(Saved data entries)
◇ ◇ ◇ ◇ ◇
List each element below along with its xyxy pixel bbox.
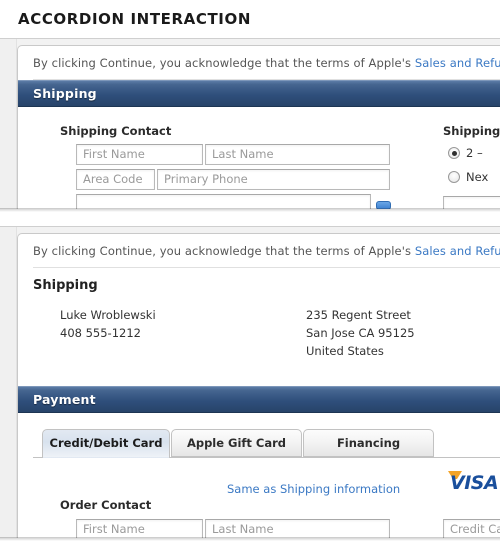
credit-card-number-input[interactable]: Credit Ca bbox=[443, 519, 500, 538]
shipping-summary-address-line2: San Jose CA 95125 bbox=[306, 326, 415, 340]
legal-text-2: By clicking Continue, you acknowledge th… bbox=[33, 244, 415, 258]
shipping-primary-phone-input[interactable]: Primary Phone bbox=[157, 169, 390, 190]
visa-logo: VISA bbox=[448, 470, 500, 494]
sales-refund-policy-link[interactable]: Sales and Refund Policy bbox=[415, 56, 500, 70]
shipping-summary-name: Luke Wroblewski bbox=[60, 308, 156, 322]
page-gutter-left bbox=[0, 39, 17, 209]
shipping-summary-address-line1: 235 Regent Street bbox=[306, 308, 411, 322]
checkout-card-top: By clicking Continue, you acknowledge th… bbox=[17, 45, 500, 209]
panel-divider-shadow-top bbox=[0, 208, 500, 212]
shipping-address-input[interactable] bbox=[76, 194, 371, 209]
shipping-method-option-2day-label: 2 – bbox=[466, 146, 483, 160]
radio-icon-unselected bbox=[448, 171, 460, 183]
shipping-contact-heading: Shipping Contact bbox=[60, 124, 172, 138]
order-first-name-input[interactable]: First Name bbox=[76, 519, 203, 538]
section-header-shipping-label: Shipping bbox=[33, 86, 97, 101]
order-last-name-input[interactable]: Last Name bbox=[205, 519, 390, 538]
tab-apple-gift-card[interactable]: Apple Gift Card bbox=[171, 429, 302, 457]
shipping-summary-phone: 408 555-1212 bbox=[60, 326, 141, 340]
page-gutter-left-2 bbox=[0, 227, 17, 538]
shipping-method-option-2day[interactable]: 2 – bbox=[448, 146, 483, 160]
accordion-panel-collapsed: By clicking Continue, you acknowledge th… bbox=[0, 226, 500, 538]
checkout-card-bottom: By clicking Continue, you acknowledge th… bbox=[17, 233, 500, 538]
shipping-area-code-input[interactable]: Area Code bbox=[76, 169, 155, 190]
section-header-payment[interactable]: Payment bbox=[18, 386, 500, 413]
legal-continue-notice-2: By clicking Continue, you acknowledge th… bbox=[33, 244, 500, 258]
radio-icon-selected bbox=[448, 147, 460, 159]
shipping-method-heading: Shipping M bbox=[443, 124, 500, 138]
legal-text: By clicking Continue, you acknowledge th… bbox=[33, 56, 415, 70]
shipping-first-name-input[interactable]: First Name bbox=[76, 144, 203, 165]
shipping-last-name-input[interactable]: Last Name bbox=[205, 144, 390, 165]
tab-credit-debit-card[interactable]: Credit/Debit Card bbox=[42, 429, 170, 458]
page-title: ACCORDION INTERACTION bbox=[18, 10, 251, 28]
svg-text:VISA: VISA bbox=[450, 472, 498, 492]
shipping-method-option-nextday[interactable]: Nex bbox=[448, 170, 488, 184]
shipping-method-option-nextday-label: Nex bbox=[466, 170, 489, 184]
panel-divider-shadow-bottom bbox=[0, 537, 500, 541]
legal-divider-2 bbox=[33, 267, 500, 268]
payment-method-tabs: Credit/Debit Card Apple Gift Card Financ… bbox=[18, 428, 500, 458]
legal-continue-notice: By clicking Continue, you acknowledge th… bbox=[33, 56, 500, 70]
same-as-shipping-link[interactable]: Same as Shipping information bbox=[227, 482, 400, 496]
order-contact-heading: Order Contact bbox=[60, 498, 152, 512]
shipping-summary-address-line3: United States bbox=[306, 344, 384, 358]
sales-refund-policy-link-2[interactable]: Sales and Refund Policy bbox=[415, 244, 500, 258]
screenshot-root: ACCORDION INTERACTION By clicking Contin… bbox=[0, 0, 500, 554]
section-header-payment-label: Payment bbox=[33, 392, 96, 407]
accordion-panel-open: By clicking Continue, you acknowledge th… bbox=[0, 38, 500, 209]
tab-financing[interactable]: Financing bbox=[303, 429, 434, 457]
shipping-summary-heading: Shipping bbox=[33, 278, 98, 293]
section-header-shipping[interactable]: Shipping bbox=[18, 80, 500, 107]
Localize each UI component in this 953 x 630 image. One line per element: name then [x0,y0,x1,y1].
◇ ◇ ◇ ◇ ◇
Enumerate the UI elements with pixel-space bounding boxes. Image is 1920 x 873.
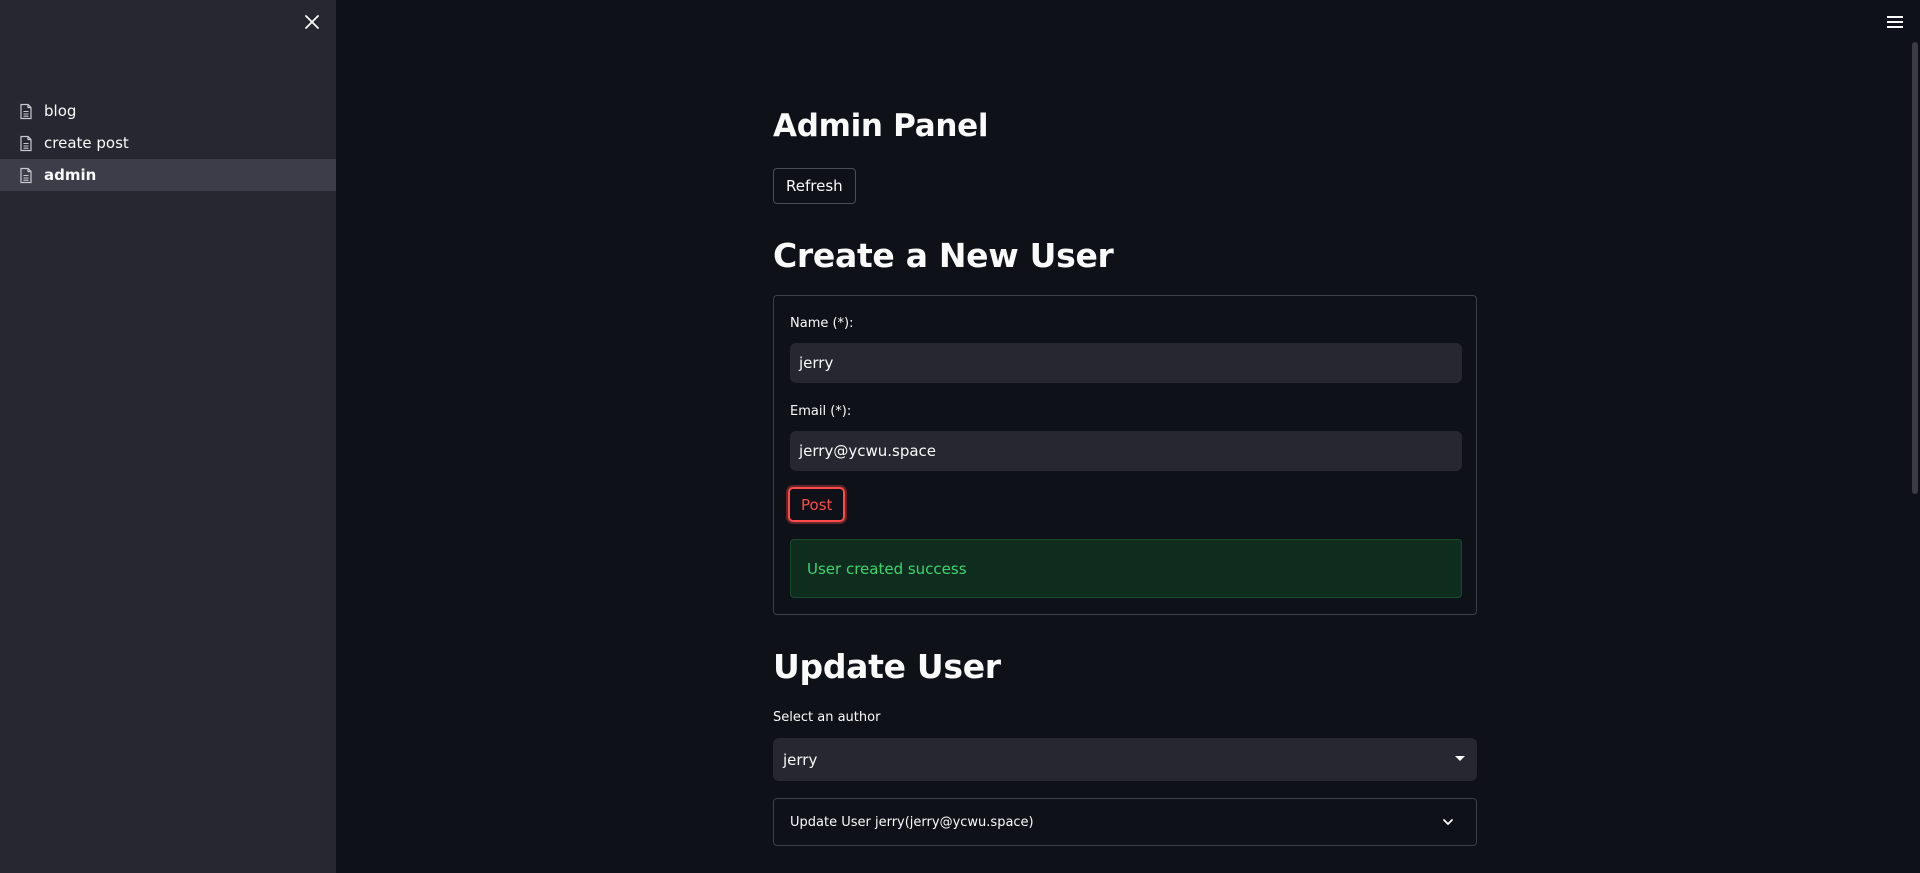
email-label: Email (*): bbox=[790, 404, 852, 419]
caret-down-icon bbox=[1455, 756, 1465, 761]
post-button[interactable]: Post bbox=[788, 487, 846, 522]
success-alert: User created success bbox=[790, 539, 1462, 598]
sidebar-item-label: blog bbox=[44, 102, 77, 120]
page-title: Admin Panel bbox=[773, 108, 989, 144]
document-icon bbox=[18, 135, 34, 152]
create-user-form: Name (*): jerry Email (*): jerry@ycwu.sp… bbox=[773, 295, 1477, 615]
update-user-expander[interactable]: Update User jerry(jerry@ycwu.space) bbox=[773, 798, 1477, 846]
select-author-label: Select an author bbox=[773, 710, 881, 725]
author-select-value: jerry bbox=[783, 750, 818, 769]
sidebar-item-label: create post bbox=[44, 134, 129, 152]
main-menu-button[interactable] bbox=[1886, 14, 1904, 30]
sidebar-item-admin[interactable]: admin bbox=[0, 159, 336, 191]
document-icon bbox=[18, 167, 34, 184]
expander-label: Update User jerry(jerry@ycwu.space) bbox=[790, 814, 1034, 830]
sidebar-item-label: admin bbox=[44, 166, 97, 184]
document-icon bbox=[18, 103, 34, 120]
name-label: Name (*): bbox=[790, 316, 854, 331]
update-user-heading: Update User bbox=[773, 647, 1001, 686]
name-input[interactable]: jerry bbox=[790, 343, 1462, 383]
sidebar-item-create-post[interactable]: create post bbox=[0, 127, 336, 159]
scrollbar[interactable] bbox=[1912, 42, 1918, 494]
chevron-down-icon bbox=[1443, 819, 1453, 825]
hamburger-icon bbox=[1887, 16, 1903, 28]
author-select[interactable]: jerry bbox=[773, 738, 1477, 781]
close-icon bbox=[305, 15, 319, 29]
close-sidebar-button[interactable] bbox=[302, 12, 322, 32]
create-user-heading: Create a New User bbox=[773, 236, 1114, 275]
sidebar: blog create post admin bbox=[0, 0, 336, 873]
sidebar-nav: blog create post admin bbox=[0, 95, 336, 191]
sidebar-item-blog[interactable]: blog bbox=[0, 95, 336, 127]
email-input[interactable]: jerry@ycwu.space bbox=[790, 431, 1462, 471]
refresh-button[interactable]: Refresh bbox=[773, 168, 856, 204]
◇ ◇ ◇ ◇ ◇
STATED PROBLEM: Retype the lines of the entries above, starting at the line containing "credit-card-number-input[interactable]: Credit Ca" and ending at the line containing "shipping-summary-address-line1: 235 Regent", with both of those lines included.

TASK SOLUTION:
credit-card-number-input[interactable]: Credit Ca bbox=[443, 519, 500, 538]
shipping-summary-address-line2: San Jose CA 95125 bbox=[306, 326, 415, 340]
legal-text-2: By clicking Continue, you acknowledge th… bbox=[33, 244, 415, 258]
shipping-primary-phone-input[interactable]: Primary Phone bbox=[157, 169, 390, 190]
visa-logo: VISA bbox=[448, 470, 500, 494]
sales-refund-policy-link[interactable]: Sales and Refund Policy bbox=[415, 56, 500, 70]
shipping-summary-name: Luke Wroblewski bbox=[60, 308, 156, 322]
page-gutter-left bbox=[0, 39, 17, 209]
shipping-summary-address-line1: 235 Regent Street bbox=[306, 308, 411, 322]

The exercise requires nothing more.